(Entries with figure data)
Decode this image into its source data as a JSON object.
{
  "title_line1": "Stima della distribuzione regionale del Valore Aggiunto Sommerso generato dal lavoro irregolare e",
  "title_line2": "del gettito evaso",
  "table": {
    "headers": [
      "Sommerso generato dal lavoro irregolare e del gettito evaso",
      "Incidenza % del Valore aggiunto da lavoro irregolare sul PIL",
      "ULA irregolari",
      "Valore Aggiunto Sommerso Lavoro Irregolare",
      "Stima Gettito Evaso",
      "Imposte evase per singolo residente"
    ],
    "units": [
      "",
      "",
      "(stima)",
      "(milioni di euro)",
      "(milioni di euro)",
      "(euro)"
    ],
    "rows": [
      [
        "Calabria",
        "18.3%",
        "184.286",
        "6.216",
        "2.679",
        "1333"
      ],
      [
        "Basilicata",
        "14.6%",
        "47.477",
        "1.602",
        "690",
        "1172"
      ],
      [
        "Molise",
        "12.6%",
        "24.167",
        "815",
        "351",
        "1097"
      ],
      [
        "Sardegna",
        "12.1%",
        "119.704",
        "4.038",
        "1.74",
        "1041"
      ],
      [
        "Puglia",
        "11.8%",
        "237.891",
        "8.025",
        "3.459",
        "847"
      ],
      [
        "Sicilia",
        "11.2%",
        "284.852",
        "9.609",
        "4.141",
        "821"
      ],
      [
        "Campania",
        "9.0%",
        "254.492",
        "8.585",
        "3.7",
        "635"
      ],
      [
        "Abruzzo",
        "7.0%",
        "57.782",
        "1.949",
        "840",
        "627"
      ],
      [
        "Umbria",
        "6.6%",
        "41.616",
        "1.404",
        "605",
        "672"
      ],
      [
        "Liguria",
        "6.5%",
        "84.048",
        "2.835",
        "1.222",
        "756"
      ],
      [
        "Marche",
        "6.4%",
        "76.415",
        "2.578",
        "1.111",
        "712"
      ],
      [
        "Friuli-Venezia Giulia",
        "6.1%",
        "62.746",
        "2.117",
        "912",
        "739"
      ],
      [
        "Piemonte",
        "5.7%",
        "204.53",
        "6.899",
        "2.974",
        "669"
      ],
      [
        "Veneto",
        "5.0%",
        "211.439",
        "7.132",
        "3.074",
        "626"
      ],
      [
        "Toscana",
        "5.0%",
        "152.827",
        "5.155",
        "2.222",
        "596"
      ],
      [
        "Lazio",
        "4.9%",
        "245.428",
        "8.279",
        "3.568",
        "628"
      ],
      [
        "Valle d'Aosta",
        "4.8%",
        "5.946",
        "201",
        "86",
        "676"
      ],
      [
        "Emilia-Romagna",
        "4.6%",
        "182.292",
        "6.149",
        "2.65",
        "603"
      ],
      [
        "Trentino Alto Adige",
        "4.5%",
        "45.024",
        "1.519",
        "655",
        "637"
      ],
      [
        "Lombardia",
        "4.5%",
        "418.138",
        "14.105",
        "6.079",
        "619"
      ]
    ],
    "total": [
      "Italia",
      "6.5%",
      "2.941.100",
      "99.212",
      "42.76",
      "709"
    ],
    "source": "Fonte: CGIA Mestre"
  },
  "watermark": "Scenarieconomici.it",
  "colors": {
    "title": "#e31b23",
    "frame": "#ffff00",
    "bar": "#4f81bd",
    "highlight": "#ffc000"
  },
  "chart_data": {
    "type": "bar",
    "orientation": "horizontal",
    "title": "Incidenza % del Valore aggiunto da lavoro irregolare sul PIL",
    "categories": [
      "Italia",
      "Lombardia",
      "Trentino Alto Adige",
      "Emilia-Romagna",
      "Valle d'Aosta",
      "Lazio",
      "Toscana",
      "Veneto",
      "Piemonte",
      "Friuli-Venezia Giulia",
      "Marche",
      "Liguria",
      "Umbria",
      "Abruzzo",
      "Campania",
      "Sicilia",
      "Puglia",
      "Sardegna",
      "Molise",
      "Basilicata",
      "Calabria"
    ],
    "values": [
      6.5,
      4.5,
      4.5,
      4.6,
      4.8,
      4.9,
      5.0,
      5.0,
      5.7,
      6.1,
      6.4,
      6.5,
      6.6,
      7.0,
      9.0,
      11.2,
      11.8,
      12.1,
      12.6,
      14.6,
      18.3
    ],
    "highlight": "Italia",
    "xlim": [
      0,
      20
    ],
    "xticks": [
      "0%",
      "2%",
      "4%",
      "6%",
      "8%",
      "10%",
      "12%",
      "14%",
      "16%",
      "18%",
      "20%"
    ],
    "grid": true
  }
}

◆ WHAT YOU SHOULD DO ◆
Using the records given above, list every line that includes the word "Sommerso".

◆ EXERCISE SOLUTION ◆
  "title_line1": "Stima della distribuzione regionale del Valore Aggiunto Sommerso generato dal lavoro irregolare e",
      "Sommerso generato dal lavoro irregolare e del gettito evaso",
      "Valore Aggiunto Sommerso Lavoro Irregolare",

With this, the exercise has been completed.